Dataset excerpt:
=-=-=
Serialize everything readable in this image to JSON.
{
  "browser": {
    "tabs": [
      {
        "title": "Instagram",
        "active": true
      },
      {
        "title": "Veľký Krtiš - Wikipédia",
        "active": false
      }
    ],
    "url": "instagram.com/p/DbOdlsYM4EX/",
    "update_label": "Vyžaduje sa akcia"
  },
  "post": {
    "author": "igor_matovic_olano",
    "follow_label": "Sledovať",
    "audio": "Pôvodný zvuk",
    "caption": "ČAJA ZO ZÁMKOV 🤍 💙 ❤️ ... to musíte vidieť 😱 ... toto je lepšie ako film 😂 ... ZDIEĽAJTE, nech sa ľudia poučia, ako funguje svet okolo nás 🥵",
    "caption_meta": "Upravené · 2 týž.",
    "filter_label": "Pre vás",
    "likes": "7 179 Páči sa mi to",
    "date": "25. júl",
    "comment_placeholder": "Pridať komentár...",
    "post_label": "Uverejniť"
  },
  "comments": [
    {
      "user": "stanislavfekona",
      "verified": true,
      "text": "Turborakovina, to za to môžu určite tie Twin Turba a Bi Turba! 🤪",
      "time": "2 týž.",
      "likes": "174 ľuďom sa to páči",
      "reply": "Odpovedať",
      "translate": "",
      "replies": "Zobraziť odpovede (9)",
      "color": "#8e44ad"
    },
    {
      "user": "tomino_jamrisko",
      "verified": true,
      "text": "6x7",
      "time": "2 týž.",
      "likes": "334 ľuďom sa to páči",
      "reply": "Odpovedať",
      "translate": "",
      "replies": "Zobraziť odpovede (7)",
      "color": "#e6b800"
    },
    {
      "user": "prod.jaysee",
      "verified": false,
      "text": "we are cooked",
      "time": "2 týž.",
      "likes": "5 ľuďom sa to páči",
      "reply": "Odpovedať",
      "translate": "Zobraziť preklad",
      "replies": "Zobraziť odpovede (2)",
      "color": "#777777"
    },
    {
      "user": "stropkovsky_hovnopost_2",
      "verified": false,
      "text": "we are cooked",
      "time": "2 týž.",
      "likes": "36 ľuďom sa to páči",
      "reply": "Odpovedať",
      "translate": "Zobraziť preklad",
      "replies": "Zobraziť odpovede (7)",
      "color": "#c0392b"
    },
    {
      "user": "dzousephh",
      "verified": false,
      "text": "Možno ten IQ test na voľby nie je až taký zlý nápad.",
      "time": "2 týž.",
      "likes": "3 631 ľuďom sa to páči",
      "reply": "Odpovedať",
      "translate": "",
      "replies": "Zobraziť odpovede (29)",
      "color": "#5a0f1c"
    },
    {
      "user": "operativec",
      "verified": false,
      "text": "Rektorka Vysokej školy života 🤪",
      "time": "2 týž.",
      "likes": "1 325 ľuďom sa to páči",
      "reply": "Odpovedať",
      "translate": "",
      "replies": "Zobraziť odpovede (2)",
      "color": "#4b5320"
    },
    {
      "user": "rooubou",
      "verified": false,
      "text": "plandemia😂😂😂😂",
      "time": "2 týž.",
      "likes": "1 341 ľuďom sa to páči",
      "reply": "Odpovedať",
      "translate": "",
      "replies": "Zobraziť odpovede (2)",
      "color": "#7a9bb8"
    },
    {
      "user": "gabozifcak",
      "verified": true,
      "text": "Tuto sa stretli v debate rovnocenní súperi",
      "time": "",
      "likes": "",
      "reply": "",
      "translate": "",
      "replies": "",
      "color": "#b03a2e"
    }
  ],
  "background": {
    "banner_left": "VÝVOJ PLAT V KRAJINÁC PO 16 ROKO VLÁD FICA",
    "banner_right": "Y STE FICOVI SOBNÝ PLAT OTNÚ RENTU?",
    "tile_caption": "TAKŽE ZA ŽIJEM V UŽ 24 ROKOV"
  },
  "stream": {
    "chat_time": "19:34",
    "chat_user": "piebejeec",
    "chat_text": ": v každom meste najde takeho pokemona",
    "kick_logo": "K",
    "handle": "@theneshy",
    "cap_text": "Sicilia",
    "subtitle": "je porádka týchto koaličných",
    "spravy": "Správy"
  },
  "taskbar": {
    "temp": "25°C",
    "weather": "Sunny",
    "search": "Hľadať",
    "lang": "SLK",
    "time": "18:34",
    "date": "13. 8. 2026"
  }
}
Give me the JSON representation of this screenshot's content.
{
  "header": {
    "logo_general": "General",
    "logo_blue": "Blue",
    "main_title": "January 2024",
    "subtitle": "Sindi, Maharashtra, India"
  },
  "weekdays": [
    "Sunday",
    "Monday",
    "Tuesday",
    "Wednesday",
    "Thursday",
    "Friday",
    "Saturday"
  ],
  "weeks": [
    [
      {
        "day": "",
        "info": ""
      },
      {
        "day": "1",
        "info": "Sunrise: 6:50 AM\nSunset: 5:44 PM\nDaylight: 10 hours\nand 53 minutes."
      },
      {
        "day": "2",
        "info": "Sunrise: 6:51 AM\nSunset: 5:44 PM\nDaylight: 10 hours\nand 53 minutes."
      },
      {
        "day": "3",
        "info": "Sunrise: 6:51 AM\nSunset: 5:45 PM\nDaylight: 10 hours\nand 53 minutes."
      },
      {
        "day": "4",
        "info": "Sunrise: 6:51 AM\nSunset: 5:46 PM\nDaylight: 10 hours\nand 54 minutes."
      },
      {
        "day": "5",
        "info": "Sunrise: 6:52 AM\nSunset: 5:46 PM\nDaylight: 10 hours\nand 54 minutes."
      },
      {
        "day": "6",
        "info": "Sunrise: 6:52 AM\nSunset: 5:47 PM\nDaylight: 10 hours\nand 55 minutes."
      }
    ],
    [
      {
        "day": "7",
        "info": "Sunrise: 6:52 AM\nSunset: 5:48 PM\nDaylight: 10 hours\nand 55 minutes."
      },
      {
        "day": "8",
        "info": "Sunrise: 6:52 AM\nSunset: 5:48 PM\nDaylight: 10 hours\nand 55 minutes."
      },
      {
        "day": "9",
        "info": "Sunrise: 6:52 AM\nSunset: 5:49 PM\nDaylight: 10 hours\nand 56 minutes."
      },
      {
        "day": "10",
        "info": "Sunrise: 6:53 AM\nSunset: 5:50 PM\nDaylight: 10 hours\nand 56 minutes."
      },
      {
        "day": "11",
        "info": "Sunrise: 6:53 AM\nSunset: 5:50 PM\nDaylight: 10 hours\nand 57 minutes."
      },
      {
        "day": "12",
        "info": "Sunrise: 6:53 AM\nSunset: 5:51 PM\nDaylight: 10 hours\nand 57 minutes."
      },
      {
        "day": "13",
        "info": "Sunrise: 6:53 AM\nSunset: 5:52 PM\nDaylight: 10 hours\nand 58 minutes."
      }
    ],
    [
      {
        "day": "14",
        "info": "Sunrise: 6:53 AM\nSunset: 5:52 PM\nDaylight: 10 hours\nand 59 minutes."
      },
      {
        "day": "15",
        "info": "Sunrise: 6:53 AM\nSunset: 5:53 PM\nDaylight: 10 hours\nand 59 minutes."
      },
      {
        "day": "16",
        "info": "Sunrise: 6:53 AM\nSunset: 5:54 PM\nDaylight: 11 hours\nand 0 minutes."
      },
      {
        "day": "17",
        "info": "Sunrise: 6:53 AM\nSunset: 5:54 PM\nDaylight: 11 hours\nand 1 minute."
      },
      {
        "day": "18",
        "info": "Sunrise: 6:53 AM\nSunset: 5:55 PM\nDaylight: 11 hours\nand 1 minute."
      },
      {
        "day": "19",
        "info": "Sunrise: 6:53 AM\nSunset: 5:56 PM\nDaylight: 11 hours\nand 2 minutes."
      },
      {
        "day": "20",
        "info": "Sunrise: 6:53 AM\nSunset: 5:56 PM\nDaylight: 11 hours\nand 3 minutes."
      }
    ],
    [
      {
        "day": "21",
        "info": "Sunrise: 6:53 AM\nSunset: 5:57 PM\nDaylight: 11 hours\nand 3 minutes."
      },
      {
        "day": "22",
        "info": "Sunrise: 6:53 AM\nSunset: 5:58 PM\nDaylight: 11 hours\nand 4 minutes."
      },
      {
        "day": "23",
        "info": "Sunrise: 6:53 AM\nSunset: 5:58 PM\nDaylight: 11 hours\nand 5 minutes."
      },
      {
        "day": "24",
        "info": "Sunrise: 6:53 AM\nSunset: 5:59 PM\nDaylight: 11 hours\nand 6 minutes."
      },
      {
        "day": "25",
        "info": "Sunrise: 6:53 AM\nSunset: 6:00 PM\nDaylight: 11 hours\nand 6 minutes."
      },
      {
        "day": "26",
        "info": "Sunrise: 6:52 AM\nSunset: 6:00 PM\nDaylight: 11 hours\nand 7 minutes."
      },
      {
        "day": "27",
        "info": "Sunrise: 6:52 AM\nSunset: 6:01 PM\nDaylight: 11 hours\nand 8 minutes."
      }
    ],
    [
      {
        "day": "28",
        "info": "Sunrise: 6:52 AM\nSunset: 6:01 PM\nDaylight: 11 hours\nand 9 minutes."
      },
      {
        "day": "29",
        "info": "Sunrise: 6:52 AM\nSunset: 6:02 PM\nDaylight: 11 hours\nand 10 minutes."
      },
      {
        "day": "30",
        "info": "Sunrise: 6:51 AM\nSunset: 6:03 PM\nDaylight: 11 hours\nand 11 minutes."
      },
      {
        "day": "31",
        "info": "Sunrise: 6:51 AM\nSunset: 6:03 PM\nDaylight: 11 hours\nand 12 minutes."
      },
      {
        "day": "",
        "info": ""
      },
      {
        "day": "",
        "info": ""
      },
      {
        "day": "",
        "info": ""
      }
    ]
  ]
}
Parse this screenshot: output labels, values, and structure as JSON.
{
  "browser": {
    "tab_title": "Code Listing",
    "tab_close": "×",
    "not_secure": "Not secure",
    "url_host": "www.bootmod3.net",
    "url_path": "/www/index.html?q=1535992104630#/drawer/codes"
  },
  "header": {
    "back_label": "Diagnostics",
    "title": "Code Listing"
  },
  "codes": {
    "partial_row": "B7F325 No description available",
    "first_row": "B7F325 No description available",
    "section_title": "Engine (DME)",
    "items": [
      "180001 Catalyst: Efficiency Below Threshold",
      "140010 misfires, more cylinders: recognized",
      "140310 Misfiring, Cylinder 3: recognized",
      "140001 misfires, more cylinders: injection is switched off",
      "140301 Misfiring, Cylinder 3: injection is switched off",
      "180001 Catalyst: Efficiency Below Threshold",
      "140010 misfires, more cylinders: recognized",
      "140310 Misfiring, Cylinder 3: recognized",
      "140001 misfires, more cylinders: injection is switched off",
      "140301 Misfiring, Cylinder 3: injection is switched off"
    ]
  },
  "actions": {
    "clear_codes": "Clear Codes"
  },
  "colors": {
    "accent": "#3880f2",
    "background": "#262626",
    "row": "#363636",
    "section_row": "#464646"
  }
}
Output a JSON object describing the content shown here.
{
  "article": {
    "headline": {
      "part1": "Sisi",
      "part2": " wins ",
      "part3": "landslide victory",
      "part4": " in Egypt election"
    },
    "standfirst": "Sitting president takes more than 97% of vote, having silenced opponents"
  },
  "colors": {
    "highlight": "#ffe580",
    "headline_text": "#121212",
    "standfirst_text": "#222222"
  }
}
=-=-=
## What the exercise asks:
Scan the material above. Return every line containing the string "Misfiring".

## Solved problem:
      "140310 Misfiring, Cylinder 3: recognized",
      "140301 Misfiring, Cylinder 3: injection is switched off",
      "140310 Misfiring, Cylinder 3: recognized",
      "140301 Misfiring, Cylinder 3: injection is switched off"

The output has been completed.